** begin Given records **

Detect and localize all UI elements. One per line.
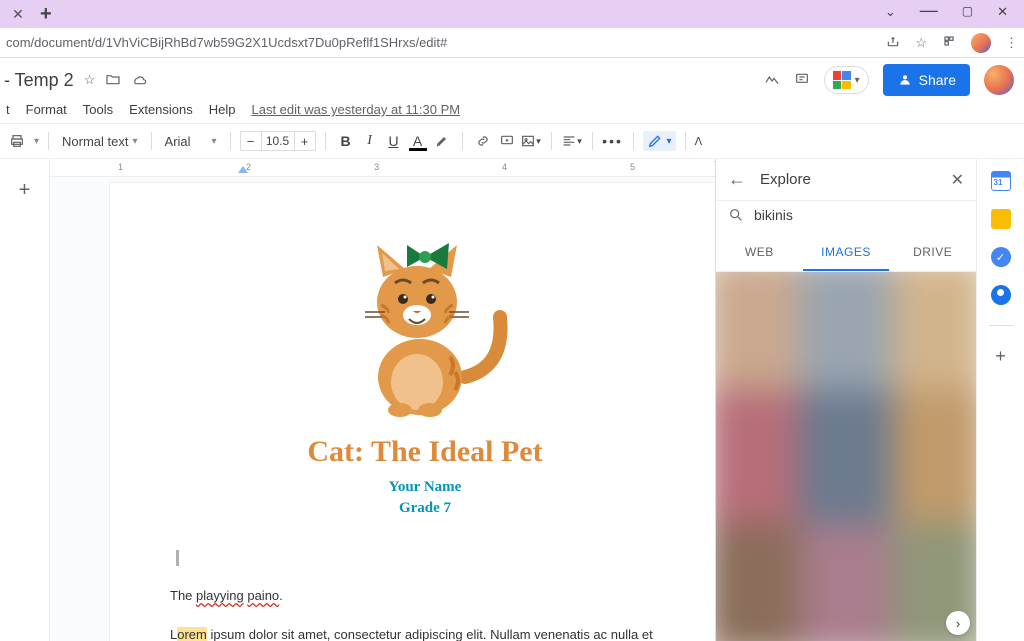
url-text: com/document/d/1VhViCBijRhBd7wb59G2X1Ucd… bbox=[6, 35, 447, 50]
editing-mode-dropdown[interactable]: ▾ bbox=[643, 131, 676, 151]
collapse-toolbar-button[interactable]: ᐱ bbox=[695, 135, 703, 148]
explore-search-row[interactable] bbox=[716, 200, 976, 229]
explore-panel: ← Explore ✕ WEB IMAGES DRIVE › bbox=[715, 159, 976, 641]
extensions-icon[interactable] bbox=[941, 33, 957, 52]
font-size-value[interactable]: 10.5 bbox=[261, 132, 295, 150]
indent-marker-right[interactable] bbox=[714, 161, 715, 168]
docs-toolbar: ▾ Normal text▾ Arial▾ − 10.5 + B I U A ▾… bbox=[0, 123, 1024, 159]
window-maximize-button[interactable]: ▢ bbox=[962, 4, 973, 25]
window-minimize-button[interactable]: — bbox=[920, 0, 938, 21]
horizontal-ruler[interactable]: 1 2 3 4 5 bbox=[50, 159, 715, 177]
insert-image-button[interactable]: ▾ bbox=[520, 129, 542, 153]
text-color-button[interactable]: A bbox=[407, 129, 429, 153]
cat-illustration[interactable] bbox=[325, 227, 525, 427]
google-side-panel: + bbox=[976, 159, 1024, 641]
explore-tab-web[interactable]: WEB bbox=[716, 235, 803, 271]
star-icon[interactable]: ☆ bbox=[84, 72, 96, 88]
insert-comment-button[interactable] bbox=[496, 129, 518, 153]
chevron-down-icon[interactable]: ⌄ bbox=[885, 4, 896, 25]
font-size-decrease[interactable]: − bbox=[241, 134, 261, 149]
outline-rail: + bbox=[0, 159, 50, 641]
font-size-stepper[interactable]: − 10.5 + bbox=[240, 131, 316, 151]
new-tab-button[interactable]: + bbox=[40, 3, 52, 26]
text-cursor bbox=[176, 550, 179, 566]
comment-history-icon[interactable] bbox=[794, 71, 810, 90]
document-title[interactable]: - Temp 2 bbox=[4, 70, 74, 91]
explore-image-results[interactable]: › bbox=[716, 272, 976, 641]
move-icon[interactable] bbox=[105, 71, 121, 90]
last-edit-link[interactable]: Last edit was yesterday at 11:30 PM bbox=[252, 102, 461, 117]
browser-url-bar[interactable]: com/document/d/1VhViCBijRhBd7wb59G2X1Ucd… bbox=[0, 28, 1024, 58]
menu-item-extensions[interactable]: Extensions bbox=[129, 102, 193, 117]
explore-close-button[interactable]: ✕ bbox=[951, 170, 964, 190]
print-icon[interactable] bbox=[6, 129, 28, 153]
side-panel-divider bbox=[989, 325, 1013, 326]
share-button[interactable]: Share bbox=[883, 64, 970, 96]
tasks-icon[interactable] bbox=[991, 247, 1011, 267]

** end Given records **

**Instructions to follow:** Could you repeat, word for word, the stretch of records from the line containing "35, 447, 50]" through the line containing "extensions-icon[interactable] bbox=[941, 33, 957, 52]"?

**Written answer:**
url-text: com/document/d/1VhViCBijRhBd7wb59G2X1Ucd… bbox=[6, 35, 447, 50]
editing-mode-dropdown[interactable]: ▾ bbox=[643, 131, 676, 151]
collapse-toolbar-button[interactable]: ᐱ bbox=[695, 135, 703, 148]
explore-search-row[interactable] bbox=[716, 200, 976, 229]
explore-panel: ← Explore ✕ WEB IMAGES DRIVE › bbox=[715, 159, 976, 641]
extensions-icon[interactable] bbox=[941, 33, 957, 52]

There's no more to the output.